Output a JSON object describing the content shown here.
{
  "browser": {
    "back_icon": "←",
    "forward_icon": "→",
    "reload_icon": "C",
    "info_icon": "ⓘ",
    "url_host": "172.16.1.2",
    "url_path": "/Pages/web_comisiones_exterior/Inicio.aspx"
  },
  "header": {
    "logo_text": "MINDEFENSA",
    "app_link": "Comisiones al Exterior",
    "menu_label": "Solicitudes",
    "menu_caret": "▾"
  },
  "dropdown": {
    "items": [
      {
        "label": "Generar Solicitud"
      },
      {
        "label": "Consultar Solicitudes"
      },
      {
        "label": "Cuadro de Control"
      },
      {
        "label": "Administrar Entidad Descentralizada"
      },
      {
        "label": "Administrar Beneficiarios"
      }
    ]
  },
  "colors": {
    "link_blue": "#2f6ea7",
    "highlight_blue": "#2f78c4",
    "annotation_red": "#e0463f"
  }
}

* * *

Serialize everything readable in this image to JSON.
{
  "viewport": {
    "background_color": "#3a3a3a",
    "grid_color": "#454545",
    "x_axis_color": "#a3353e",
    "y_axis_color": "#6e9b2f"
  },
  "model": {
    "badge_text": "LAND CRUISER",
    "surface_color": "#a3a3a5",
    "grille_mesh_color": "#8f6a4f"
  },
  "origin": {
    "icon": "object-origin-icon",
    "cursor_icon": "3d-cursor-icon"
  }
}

...

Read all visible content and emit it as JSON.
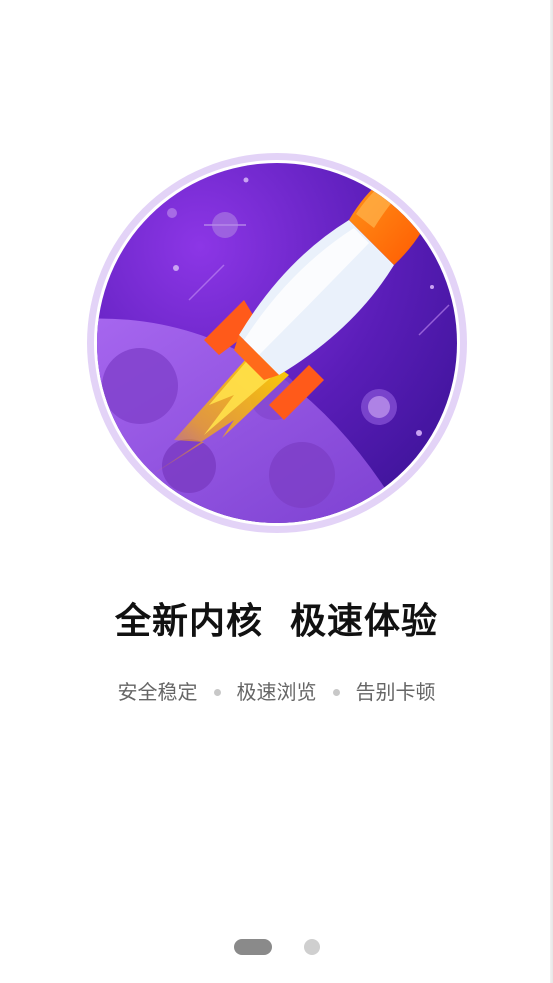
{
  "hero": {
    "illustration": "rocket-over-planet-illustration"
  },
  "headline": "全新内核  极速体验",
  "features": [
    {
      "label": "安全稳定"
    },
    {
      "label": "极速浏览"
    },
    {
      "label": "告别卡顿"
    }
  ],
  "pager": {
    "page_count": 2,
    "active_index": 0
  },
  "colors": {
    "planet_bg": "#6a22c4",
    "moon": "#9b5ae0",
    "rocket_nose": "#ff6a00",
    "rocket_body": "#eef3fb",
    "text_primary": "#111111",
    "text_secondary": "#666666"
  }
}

* [What needs to be done]:
Find the string "object" in the listing and return every line that holds it.

* [Exercise response]:
Output a JSON object describing the content shown here.
    "icon": "object-origin-icon",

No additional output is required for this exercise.